■ Exercise aim
Search the data below for the word "reduction" and copy each line that holds it.

[Saved entries]
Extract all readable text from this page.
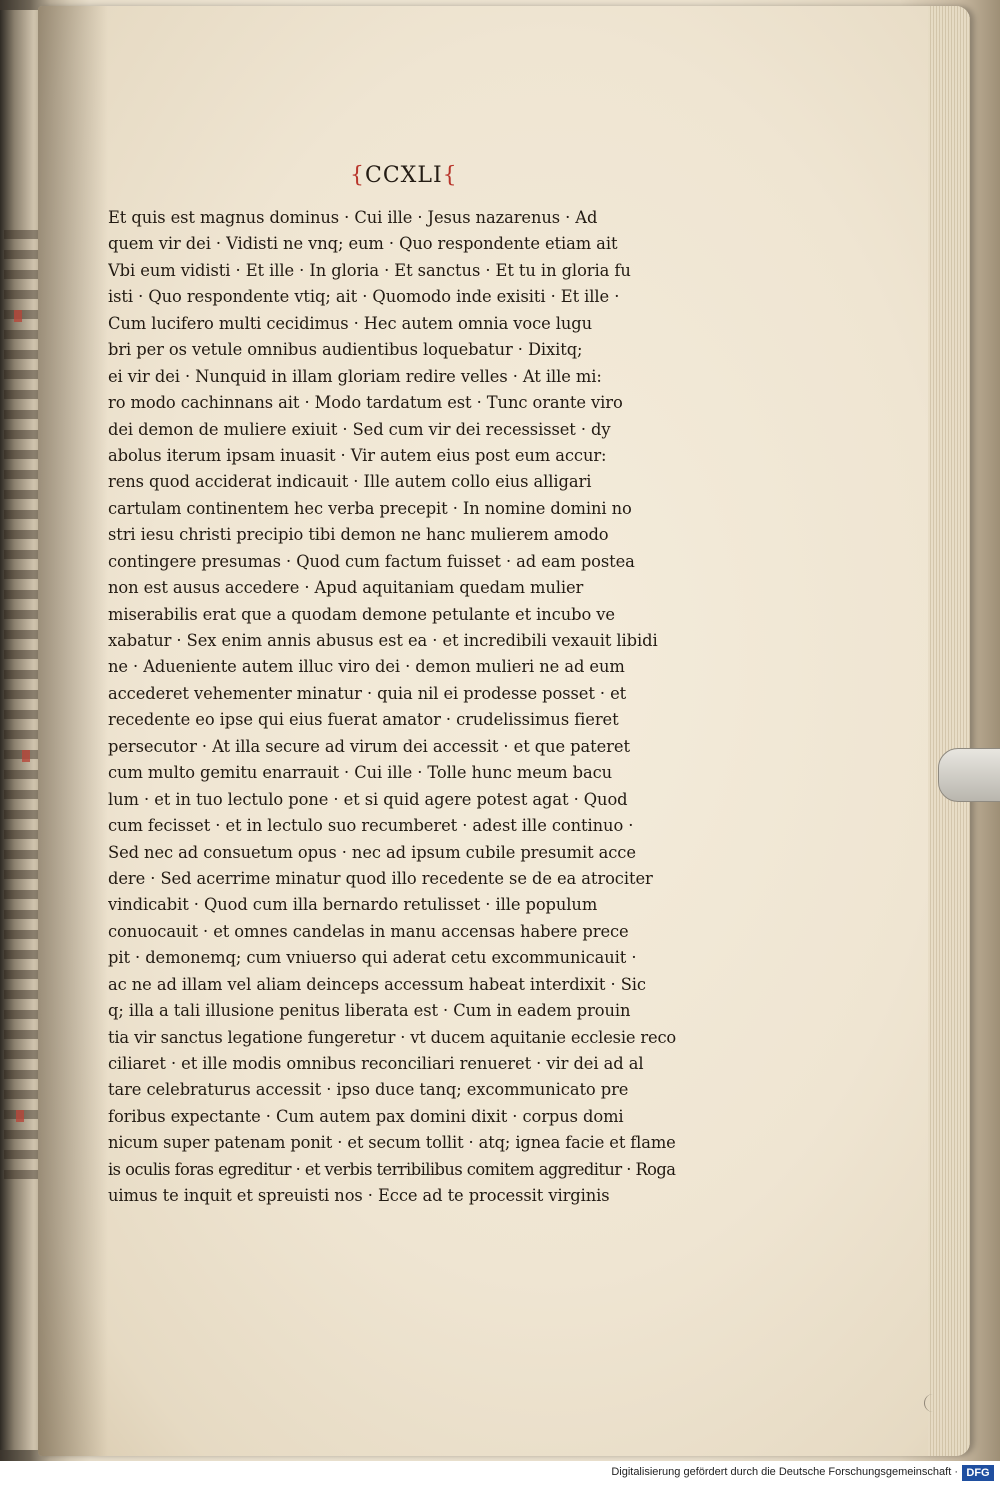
{CCXLI{
Et quis est magnus dominus · Cui ille · Jesus nazarenus · Ad
quem vir dei · Vidisti ne vnq; eum · Quo respondente etiam ait
Vbi eum vidisti · Et ille · In gloria · Et sanctus · Et tu in gloria fu
isti · Quo respondente vtiq; ait · Quomodo inde exisiti · Et ille ·
Cum lucifero multi cecidimus · Hec autem omnia voce lugu
bri per os vetule omnibus audientibus loquebatur · Dixitq;
ei vir dei · Nunquid in illam gloriam redire velles · At ille mi:
ro modo cachinnans ait · Modo tardatum est · Tunc orante viro
dei demon de muliere exiuit · Sed cum vir dei recessisset · dy
abolus iterum ipsam inuasit · Vir autem eius post eum accur:
rens quod acciderat indicauit · Ille autem collo eius alligari
cartulam continentem hec verba precepit · In nomine domini no
stri iesu christi precipio tibi demon ne hanc mulierem amodo
contingere presumas · Quod cum factum fuisset · ad eam postea
non est ausus accedere · Apud aquitaniam quedam mulier
miserabilis erat que a quodam demone petulante et incubo ve
xabatur · Sex enim annis abusus est ea · et incredibili vexauit libidi
ne · Adueniente autem illuc viro dei · demon mulieri ne ad eum
accederet vehementer minatur · quia nil ei prodesse posset · et
recedente eo ipse qui eius fuerat amator · crudelissimus fieret
persecutor · At illa secure ad virum dei accessit · et que pateret
cum multo gemitu enarrauit · Cui ille · Tolle hunc meum bacu
lum · et in tuo lectulo pone · et si quid agere potest agat · Quod
cum fecisset · et in lectulo suo recumberet · adest ille continuo ·
Sed nec ad consuetum opus · nec ad ipsum cubile presumit acce
dere · Sed acerrime minatur quod illo recedente se de ea atrociter
vindicabit · Quod cum illa bernardo retulisset · ille populum
conuocauit · et omnes candelas in manu accensas habere prece
pit · demonemq; cum vniuerso qui aderat cetu excommunicauit ·
ac ne ad illam vel aliam deinceps accessum habeat interdixit · Sic
q; illa a tali illusione penitus liberata est · Cum in eadem prouin
tia vir sanctus legatione fungeretur · vt ducem aquitanie ecclesie reco
ciliaret · et ille modis omnibus reconciliari renueret · vir dei ad al
tare celebraturus accessit · ipso duce tanq; excommunicato pre
foribus expectante · Cum autem pax domini dixit · corpus domi
nicum super patenam ponit · et secum tollit · atq; ignea facie et flame
is oculis foras egreditur · et verbis terribilibus comitem aggreditur · Roga
uimus te inquit et spreuisti nos · Ecce ad te processit virginis
Digitalisierung gefördert durch die Deutsche Forschungsgemeinschaft · DFG
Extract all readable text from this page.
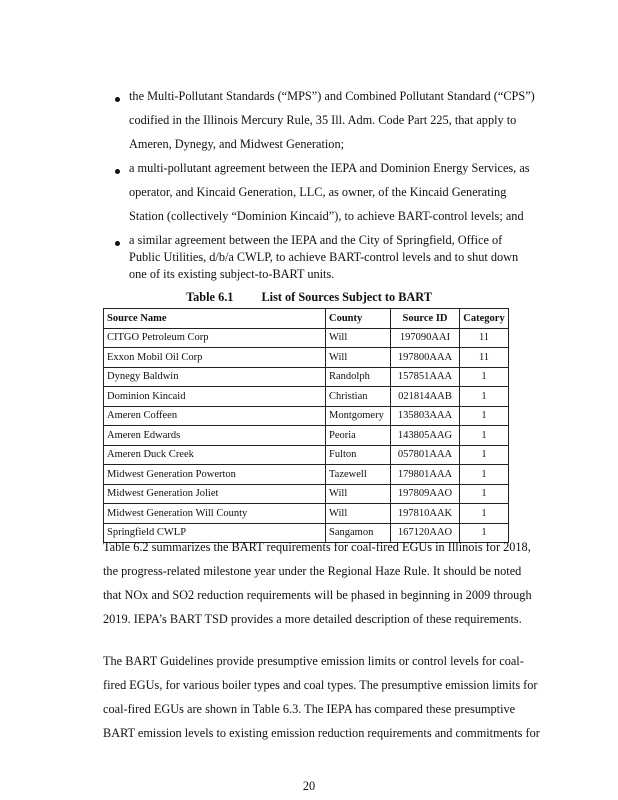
the Multi-Pollutant Standards (“MPS”) and Combined Pollutant Standard (“CPS”)
codified in the Illinois Mercury Rule, 35 Ill. Adm. Code Part 225, that apply to
Ameren, Dynegy, and Midwest Generation;
a multi-pollutant agreement between the IEPA and Dominion Energy Services, as
operator, and Kincaid Generation, LLC, as owner, of the Kincaid Generating
Station (collectively “Dominion Kincaid”), to achieve BART-control levels; and
a similar agreement between the IEPA and the City of Springfield, Office of
Public Utilities, d/b/a CWLP, to achieve BART-control levels and to shut down
one of its existing subject-to-BART units.
Table 6.1 List of Sources Subject to BART
Source Name	County	Source ID	Category
CITGO Petroleum Corp	Will	197090AAI	11
Exxon Mobil Oil Corp	Will	197800AAA	11
Dynegy Baldwin	Randolph	157851AAA	1
Dominion Kincaid	Christian	021814AAB	1
Ameren Coffeen	Montgomery	135803AAA	1
Ameren Edwards	Peoria	143805AAG	1
Ameren Duck Creek	Fulton	057801AAA	1
Midwest Generation Powerton	Tazewell	179801AAA	1
Midwest Generation Joliet	Will	197809AAO	1
Midwest Generation Will County	Will	197810AAK	1
Springfield CWLP	Sangamon	167120AAO	1
Table 6.2 summarizes the BART requirements for coal-fired EGUs in Illinois for 2018,
the progress-related milestone year under the Regional Haze Rule. It should be noted
that NOx and SO2 reduction requirements will be phased in beginning in 2009 through
2019. IEPA’s BART TSD provides a more detailed description of these requirements.
The BART Guidelines provide presumptive emission limits or control levels for coal-
fired EGUs, for various boiler types and coal types. The presumptive emission limits for
coal-fired EGUs are shown in Table 6.3. The IEPA has compared these presumptive
BART emission levels to existing emission reduction requirements and commitments for
20
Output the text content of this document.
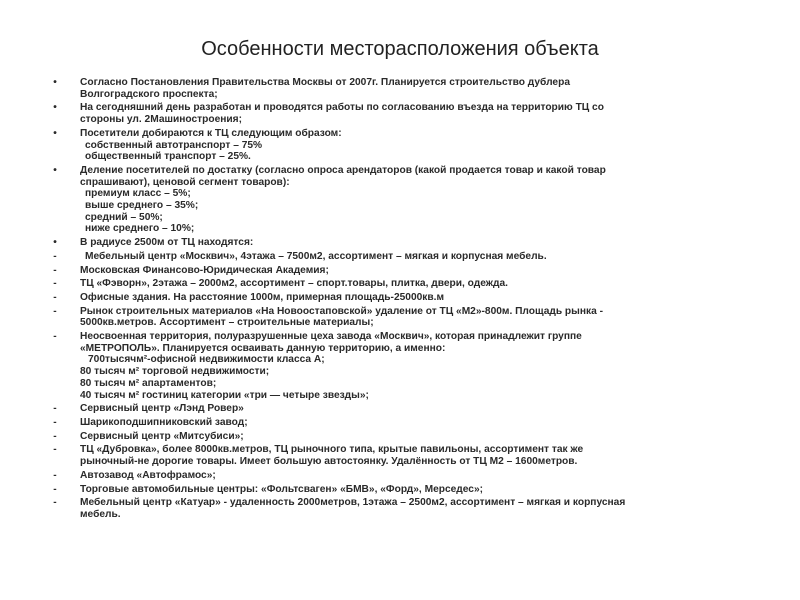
Особенности месторасположения объекта
•	Согласно Постановления Правительства Москвы от 2007г. Планируется строительство дублера
Волгоградского проспекта;
•	На сегодняшний день разработан и проводятся работы по согласованию въезда на территорию ТЦ со
стороны ул. 2Машиностроения;
•	Посетители добираются к ТЦ следующим образом:
собственный автотранспорт – 75%
общественный транспорт – 25%.
•	Деление посетителей по достатку (согласно опроса арендаторов (какой продается товар и какой товар
спрашивают), ценовой сегмент товаров):
премиум класс – 5%;
выше среднего – 35%;
средний – 50%;
ниже среднего – 10%;
•	В радиусе 2500м от ТЦ находятся:
-	Мебельный центр «Москвич», 4этажа – 7500м2, ассортимент – мягкая и корпусная мебель.
-	Московская Финансово-Юридическая Академия;
-	ТЦ «Фэворн», 2этажа – 2000м2, ассортимент – спорт.товары, плитка, двери, одежда.
-	Офисные здания. На расстояние 1000м, примерная площадь-25000кв.м
-	Рынок строительных материалов «На Новоостаповской» удаление от ТЦ «М2»-800м. Площадь рынка -
5000кв.метров. Ассортимент – строительные материалы;
-	Неосвоенная территория, полуразрушенные цеха завода «Москвич», которая принадлежит группе
«МЕТРОПОЛЬ». Планируется осваивать данную территорию, а именно:
700тысячм²-офисной недвижимости класса А;
80 тысяч м² торговой недвижимости;
80 тысяч м² апартаментов;
40 тысяч м² гостиниц категории «три — четыре звезды»;
-	Сервисный центр «Лэнд Ровер»
-	Шарикоподшипниковский завод;
-	Сервисный центр «Митсубиси»;
-	ТЦ «Дубровка», более 8000кв.метров, ТЦ рыночного типа, крытые павильоны, ассортимент так же
рыночный-не дорогие товары. Имеет большую автостоянку. Удалённость от ТЦ М2 – 1600метров.
-	Автозавод «Автофрамос»;
-	Торговые автомобильные центры: «Фольтсваген» «БМВ», «Форд», Мерседес»;
-	Мебельный центр «Катуар» - удаленность 2000метров, 1этажа – 2500м2, ассортимент – мягкая и корпусная
мебель.
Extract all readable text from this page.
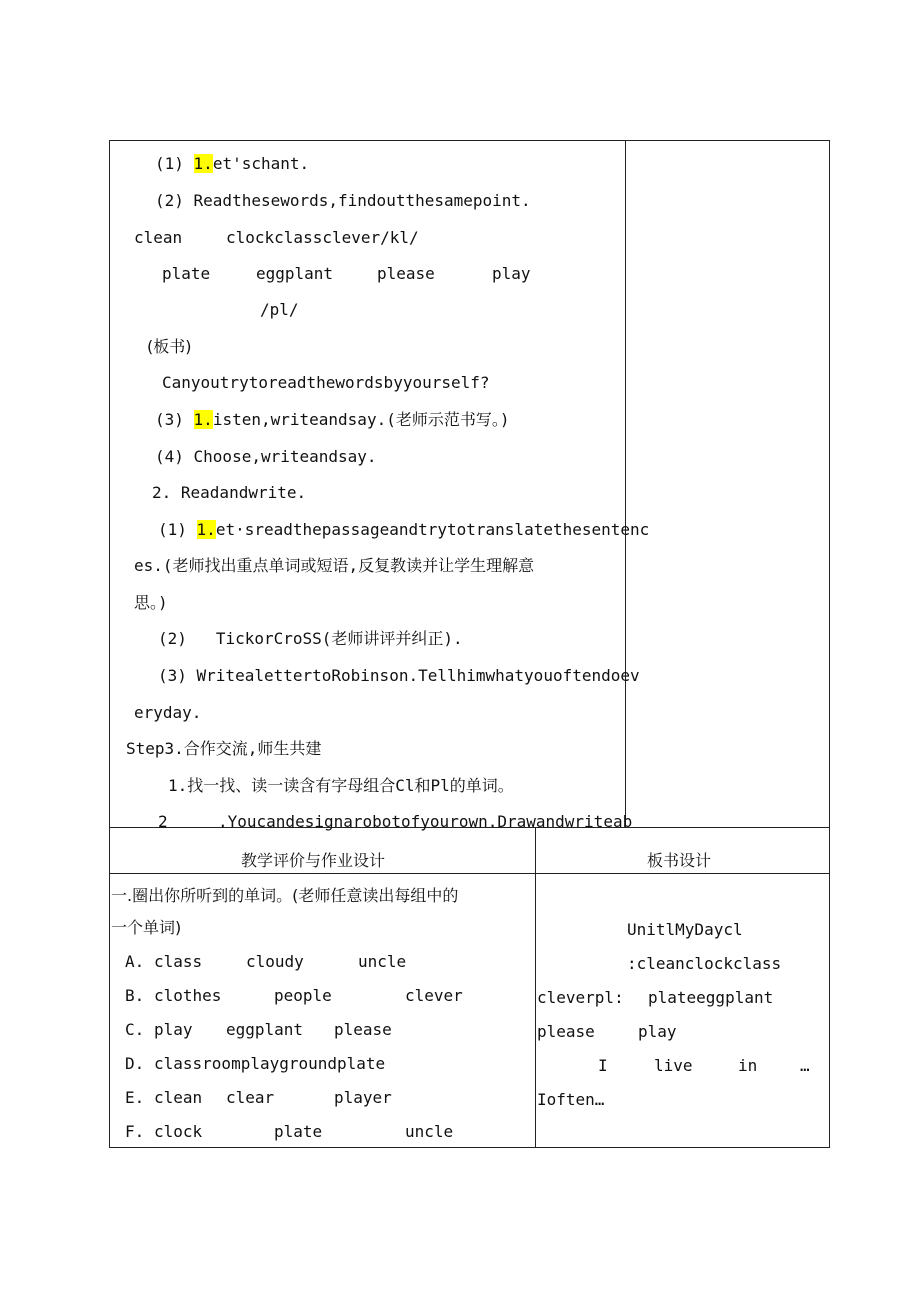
(1) 1.et'schant.
(2) Readthesewords,findoutthesamepoint.
clean	clockclassclever/kl/
plate	eggplant	please	play
/pl/
(板书)
Canyoutrytoreadthewordsbyyourself?
(3) 1.isten,writeandsay.(老师示范书写。)
(4) Choose,writeandsay.
2. Readandwrite.
(1) 1.et·sreadthepassageandtrytotranslatethesentenc
es.(老师找出重点单词或短语,反复教读并让学生理解意
思。)
(2) TickorCroSS(老师讲评并纠正).
(3) WritealettertoRobinson.Tellhimwhatyouoftendoev
eryday.
Step3.合作交流,师生共建
1.找一找、读一读含有字母组合Cl和Pl的单词。
2	.Youcandesignarobotofyourown.Drawandwriteab
教学评价与作业设计	板书设计
一.圈出你所听到的单词。(老师任意读出每组中的
一个单词)
A. class	cloudy	uncle
B. clothes	people	clever
C. play eggplant please
D. classroomplaygroundplate
E. clean clear	player
F. clock	plate	uncle
UnitlMyDaycl
:cleanclockclass
cleverpl: plateeggplant
please	play
I	live	in	…
Ioften…
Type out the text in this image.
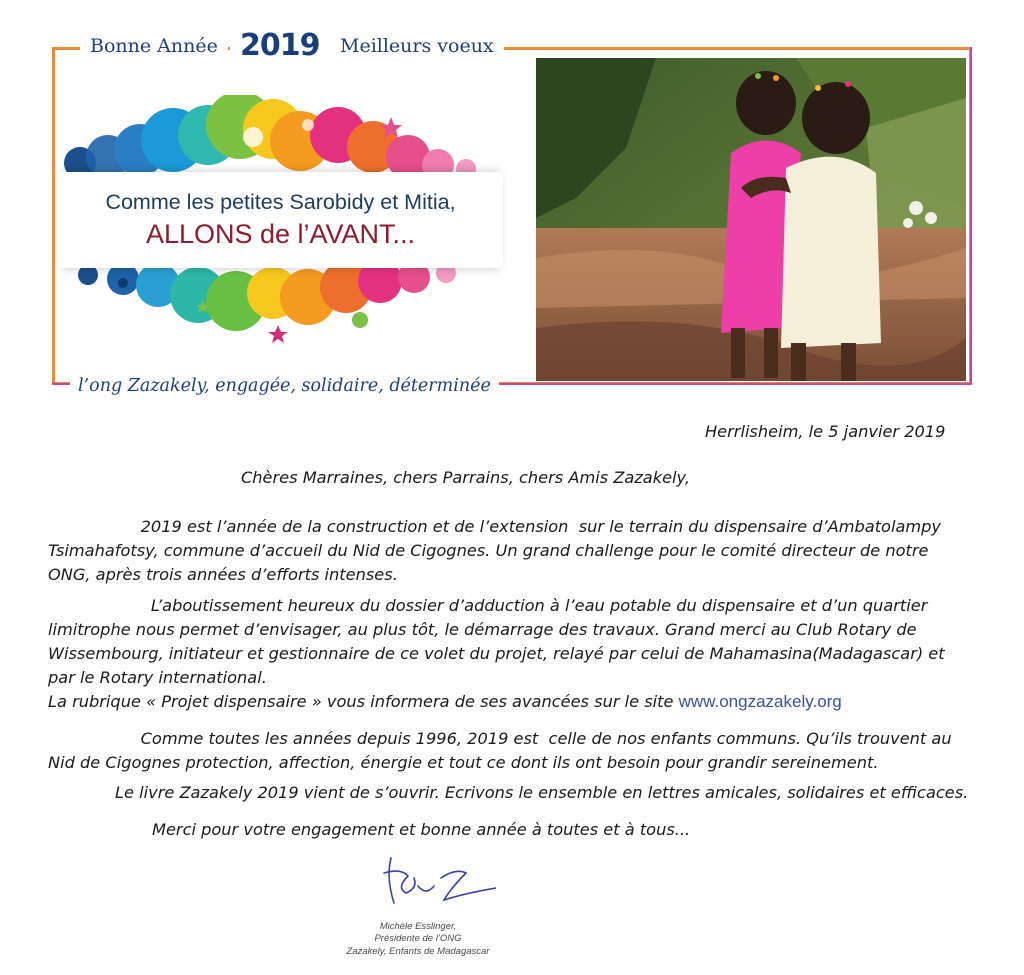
Bonne Année 2019	Meilleurs voeux
Comme les petites Sarobidy et Mitia,
ALLONS de l’AVANT...
l’ong Zazakely, engagée, solidaire, déterminée

Herrlisheim, le 5 janvier 2019

Chères Marraines, chers Parrains, chers Amis Zazakely,

2019 est l’année de la construction et de l’extension  sur le terrain du dispensaire d’Ambatolampy
Tsimahafotsy, commune d’accueil du Nid de Cigognes. Un grand challenge pour le comité directeur de notre
ONG, après trois années d’efforts intenses.

L’aboutissement heureux du dossier d’adduction à l’eau potable du dispensaire et d’un quartier
limitrophe nous permet d’envisager, au plus tôt, le démarrage des travaux. Grand merci au Club Rotary de
Wissembourg, initiateur et gestionnaire de ce volet du projet, relayé par celui de Mahamasina(Madagascar) et
par le Rotary international.
La rubrique « Projet dispensaire » vous informera de ses avancées sur le site www.ongzazakely.org

Comme toutes les années depuis 1996, 2019 est  celle de nos enfants communs. Qu’ils trouvent au
Nid de Cigognes protection, affection, énergie et tout ce dont ils ont besoin pour grandir sereinement.

Le livre Zazakely 2019 vient de s’ouvrir. Ecrivons le ensemble en lettres amicales, solidaires et efficaces.

Merci pour votre engagement et bonne année à toutes et à tous...

Michèle Esslinger,
Présidente de l’ONG
Zazakely, Enfants de Madagascar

■ Solution for this task
that NOx and SO2 reduction requirements will be phased in beginning in 2009 through
BART emission levels to existing emission reduction requirements and commitments for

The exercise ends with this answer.